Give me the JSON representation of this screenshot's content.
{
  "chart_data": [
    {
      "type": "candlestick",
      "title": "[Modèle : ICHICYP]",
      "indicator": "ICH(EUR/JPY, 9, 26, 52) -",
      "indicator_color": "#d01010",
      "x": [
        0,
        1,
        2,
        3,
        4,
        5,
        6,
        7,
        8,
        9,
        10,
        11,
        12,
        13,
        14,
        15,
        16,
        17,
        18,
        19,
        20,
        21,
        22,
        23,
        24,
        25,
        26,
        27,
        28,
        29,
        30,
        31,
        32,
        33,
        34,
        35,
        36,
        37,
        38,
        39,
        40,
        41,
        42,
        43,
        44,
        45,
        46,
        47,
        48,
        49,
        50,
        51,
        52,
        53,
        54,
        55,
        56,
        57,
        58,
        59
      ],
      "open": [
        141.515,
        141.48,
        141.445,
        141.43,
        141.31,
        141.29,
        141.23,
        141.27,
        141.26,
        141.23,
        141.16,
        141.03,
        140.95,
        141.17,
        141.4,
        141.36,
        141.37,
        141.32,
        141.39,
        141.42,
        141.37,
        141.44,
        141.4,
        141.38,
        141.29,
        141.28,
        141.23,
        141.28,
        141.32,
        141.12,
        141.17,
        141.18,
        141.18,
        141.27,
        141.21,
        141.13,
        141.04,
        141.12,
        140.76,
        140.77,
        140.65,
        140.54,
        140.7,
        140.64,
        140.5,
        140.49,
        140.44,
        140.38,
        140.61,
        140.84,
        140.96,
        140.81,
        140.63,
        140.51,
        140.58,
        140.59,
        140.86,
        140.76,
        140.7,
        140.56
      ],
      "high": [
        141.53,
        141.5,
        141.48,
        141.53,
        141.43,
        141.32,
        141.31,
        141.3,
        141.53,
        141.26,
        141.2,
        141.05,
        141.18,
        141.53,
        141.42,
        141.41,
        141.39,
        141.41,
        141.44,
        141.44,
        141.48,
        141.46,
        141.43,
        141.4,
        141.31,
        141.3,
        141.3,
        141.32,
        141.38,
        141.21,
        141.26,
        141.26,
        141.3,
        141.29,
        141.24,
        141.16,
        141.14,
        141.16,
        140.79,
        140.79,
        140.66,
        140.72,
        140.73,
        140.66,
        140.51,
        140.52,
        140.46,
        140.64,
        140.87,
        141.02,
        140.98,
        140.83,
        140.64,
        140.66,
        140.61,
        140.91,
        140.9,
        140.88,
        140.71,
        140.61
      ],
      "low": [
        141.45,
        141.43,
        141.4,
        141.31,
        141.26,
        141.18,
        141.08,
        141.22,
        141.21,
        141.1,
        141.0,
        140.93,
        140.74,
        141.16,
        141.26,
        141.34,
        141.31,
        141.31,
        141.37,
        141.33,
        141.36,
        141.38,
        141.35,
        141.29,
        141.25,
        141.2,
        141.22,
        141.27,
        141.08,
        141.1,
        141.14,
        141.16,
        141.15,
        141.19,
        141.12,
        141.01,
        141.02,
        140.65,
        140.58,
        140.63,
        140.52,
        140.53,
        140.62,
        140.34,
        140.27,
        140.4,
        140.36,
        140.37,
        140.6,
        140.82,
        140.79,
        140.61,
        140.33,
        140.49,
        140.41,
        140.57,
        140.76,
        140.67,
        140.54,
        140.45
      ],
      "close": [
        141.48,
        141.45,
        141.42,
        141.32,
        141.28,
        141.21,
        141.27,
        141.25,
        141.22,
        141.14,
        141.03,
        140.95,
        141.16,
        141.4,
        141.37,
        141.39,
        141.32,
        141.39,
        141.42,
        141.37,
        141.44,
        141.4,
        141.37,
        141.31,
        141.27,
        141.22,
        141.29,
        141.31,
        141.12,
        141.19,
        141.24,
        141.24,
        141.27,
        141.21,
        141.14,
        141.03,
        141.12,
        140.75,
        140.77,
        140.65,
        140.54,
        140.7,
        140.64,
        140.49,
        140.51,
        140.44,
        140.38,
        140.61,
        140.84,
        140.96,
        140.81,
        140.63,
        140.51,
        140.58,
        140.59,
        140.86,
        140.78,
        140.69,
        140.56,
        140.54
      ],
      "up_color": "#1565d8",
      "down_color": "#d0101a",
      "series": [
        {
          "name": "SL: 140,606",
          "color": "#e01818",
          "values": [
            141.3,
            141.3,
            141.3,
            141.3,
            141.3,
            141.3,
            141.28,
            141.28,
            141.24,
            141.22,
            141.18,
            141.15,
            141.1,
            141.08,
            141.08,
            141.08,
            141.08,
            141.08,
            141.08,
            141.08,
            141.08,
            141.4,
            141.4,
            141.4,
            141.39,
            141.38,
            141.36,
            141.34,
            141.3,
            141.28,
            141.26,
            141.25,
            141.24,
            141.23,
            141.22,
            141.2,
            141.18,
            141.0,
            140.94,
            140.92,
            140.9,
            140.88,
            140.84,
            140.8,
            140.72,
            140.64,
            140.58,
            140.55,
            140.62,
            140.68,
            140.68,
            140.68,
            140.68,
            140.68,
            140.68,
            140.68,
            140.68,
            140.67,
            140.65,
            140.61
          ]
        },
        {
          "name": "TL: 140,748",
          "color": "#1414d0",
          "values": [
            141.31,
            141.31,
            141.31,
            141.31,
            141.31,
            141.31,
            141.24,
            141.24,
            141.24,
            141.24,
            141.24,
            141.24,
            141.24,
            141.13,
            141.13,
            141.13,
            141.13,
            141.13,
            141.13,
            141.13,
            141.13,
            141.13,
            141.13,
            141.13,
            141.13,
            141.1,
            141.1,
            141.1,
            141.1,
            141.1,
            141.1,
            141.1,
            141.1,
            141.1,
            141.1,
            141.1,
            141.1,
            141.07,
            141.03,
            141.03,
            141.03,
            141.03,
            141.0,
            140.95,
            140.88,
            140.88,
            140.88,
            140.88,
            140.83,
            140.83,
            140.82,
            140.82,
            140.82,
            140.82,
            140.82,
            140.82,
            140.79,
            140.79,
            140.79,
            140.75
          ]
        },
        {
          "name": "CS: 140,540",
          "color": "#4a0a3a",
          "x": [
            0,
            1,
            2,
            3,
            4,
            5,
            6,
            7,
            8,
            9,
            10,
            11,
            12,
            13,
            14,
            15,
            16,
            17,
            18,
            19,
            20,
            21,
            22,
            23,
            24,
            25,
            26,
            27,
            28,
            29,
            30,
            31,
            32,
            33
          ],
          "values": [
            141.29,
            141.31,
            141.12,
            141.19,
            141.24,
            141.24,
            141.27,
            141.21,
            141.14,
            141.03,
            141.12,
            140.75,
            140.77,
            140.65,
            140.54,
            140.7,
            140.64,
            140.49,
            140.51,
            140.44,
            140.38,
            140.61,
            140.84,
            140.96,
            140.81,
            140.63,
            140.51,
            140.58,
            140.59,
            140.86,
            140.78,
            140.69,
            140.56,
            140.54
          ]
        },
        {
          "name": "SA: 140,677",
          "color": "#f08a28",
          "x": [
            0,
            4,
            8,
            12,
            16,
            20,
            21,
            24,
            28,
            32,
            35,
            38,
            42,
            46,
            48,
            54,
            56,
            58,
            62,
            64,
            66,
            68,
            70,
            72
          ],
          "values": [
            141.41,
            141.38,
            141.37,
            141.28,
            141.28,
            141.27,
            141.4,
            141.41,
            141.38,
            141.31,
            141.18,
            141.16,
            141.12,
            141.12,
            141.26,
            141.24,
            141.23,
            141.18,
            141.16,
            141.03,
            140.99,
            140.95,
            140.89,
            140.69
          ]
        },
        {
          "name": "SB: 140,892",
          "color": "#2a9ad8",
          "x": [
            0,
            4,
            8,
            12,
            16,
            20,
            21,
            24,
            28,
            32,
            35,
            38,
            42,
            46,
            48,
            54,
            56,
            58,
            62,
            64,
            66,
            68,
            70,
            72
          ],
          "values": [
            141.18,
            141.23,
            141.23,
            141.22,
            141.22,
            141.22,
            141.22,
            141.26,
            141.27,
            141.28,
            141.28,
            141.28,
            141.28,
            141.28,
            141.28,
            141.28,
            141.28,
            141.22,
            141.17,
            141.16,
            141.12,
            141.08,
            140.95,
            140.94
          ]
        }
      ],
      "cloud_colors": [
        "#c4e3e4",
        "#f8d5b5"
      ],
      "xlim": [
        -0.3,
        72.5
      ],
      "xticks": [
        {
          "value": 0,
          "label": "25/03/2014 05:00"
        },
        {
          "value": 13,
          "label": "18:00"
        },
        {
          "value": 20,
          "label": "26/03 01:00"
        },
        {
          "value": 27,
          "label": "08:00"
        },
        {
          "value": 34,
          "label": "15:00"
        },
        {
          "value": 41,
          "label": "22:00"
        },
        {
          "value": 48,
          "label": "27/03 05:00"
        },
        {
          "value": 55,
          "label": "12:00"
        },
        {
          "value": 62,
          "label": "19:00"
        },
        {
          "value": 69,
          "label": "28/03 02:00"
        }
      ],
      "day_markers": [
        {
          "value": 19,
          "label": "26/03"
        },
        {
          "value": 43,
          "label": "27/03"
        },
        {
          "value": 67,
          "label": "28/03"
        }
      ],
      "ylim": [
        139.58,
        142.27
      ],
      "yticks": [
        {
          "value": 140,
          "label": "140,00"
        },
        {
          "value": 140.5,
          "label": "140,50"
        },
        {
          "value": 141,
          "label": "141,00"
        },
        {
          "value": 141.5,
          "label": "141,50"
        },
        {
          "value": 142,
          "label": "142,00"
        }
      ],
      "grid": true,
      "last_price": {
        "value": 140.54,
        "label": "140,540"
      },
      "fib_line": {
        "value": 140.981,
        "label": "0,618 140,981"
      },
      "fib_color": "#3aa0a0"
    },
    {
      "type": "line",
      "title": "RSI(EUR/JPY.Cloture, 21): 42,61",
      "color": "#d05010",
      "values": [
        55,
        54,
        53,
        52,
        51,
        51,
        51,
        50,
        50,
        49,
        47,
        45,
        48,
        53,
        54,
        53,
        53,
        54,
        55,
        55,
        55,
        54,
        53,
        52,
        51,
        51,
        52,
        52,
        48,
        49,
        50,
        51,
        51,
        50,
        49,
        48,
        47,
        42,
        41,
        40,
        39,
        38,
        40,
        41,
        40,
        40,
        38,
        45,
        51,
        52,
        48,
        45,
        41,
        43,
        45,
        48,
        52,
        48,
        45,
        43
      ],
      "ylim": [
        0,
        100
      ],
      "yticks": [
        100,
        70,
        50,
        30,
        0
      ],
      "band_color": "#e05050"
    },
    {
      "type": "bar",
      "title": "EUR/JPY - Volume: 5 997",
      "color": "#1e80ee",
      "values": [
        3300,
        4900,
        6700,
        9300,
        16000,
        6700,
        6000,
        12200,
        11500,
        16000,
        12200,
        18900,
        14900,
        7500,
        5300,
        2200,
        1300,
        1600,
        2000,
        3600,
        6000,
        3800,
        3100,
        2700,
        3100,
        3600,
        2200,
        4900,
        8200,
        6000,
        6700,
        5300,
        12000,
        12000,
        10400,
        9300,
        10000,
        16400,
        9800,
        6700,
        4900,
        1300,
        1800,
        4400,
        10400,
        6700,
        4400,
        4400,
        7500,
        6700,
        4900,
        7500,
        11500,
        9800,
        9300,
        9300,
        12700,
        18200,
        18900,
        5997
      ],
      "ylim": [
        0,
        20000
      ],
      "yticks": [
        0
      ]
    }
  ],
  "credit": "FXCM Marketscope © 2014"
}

^^^^^^^^

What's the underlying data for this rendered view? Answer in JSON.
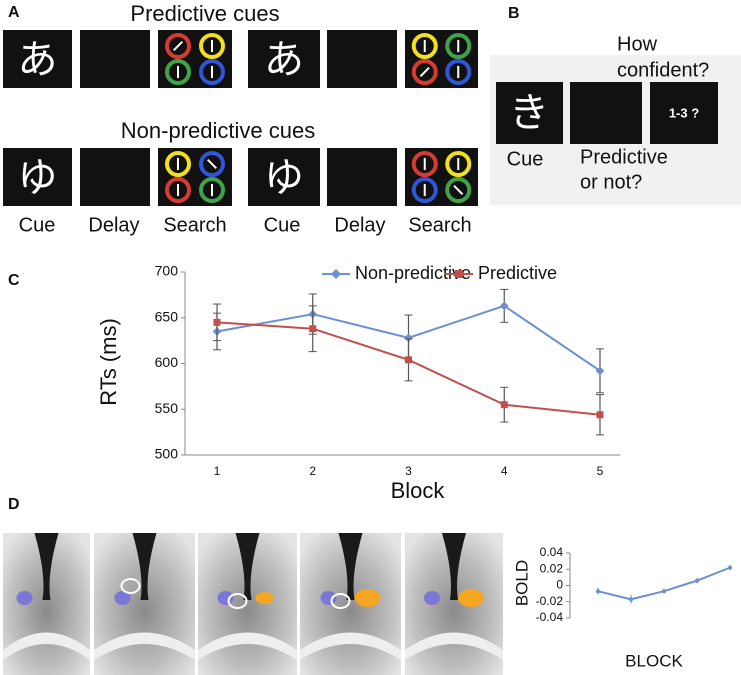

^^^^^^^^

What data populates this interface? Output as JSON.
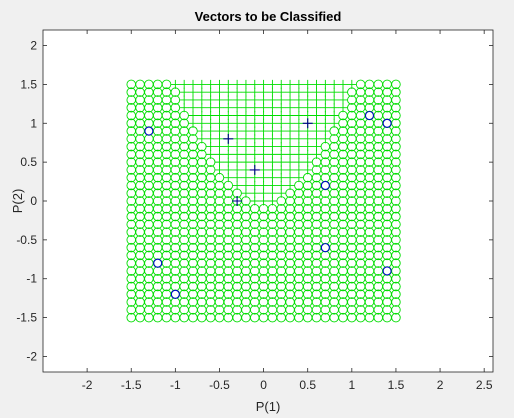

^^^^^^^^

Directions for this task
In the entries above, find the lines containing the word "What" and say how many there are, with no other words.

Exercise result
2